» **OBJECTIVE**: Work out how many lines in the entries below include the word "应用程序". Give nothing but the number.

--*--

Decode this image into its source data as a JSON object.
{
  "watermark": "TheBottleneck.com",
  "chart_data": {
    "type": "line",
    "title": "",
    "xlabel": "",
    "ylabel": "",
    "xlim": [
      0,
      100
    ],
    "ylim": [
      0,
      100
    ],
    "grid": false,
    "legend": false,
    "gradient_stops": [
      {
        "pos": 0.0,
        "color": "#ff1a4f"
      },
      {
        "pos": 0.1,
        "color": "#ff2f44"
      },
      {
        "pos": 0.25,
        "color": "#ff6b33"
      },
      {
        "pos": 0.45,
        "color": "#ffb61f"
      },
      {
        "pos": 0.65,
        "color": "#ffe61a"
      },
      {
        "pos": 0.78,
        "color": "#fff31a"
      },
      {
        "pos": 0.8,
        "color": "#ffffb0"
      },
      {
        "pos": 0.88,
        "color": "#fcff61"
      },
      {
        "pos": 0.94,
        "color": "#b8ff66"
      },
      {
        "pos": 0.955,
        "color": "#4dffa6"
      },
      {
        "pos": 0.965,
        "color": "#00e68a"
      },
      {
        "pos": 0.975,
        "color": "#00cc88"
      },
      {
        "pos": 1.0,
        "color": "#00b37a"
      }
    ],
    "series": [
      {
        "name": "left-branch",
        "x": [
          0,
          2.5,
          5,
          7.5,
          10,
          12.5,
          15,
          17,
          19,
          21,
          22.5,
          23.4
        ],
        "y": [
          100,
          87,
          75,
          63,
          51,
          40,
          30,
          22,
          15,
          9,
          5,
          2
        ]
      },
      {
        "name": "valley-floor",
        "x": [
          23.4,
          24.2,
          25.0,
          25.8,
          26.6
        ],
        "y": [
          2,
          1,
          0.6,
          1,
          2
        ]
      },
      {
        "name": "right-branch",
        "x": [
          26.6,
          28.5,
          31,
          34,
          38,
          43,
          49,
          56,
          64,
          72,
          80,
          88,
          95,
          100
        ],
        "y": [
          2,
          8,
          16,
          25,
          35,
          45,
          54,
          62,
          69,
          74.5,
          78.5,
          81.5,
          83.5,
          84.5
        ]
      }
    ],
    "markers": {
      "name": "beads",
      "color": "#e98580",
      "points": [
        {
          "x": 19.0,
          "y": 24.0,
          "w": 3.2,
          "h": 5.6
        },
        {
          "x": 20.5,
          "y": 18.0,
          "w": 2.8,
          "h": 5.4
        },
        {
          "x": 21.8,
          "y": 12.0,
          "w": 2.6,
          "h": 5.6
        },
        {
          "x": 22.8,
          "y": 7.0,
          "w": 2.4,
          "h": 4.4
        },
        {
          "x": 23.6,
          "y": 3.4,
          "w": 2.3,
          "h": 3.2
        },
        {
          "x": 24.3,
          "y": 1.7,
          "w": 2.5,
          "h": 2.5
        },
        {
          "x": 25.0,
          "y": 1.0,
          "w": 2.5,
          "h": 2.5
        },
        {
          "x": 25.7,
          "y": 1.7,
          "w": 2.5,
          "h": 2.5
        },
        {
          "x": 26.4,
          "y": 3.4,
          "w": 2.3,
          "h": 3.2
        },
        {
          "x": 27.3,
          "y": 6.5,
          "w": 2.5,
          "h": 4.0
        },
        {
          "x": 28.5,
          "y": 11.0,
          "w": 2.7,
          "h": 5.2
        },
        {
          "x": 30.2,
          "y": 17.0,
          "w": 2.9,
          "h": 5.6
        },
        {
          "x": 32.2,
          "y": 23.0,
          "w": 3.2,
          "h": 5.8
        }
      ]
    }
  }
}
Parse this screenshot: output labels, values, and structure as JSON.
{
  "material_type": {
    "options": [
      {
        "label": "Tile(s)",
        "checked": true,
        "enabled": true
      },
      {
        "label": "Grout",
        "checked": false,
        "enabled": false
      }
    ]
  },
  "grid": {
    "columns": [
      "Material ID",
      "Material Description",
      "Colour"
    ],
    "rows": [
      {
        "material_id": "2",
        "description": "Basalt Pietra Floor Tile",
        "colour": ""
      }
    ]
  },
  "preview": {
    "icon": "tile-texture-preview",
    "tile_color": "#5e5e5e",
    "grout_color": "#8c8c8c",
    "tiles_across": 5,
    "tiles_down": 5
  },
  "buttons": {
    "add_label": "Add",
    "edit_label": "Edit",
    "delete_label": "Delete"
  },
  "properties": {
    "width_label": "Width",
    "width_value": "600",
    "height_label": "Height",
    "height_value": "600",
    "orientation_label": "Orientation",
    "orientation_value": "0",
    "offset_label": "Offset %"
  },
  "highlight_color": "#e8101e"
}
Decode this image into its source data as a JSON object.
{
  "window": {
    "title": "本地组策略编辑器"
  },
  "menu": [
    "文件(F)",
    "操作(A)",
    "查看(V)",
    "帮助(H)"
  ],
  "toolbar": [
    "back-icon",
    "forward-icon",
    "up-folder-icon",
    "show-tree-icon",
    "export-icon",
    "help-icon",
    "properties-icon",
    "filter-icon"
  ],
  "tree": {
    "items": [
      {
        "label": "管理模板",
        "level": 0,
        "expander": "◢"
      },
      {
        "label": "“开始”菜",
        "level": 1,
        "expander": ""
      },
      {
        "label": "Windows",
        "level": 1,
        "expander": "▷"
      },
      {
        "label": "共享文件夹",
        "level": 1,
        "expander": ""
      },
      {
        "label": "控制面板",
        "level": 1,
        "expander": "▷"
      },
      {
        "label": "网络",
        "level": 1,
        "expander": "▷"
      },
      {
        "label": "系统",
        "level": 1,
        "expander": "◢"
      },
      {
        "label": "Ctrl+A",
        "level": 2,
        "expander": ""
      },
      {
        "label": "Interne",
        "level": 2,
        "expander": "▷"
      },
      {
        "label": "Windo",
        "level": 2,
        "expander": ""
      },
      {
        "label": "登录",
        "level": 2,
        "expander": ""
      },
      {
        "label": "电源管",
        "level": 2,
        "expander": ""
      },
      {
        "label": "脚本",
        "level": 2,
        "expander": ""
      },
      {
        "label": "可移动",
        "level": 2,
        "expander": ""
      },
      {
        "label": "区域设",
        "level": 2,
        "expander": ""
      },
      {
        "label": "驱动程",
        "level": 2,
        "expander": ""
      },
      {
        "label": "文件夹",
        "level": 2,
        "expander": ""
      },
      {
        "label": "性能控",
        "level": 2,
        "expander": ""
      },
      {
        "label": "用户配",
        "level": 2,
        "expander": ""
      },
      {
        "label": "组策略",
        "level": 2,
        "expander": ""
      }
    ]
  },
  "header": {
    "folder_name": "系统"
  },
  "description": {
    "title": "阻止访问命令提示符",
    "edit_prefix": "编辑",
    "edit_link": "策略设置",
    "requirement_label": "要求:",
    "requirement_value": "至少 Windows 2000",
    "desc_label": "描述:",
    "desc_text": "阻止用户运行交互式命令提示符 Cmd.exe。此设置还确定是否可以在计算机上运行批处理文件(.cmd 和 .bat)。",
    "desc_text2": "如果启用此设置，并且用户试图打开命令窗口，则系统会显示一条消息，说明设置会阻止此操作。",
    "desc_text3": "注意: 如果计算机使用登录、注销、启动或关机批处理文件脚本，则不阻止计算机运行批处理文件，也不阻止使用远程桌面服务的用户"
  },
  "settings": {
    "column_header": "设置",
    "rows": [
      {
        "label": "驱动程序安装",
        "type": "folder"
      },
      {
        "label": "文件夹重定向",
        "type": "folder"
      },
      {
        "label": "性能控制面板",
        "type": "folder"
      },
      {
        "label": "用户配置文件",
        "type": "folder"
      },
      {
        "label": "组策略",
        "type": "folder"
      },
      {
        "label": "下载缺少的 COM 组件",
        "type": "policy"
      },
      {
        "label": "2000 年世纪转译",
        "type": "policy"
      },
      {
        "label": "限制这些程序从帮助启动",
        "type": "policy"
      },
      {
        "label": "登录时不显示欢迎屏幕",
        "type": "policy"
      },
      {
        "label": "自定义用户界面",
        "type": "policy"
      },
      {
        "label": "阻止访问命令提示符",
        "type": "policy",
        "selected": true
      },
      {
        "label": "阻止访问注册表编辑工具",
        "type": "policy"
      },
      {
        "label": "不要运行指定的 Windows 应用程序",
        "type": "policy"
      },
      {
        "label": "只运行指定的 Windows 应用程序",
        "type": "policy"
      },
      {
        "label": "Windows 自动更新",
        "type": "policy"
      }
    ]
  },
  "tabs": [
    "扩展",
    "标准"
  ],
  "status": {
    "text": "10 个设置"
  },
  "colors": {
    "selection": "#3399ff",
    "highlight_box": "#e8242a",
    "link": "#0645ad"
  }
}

--*--

» **RESULT**: 2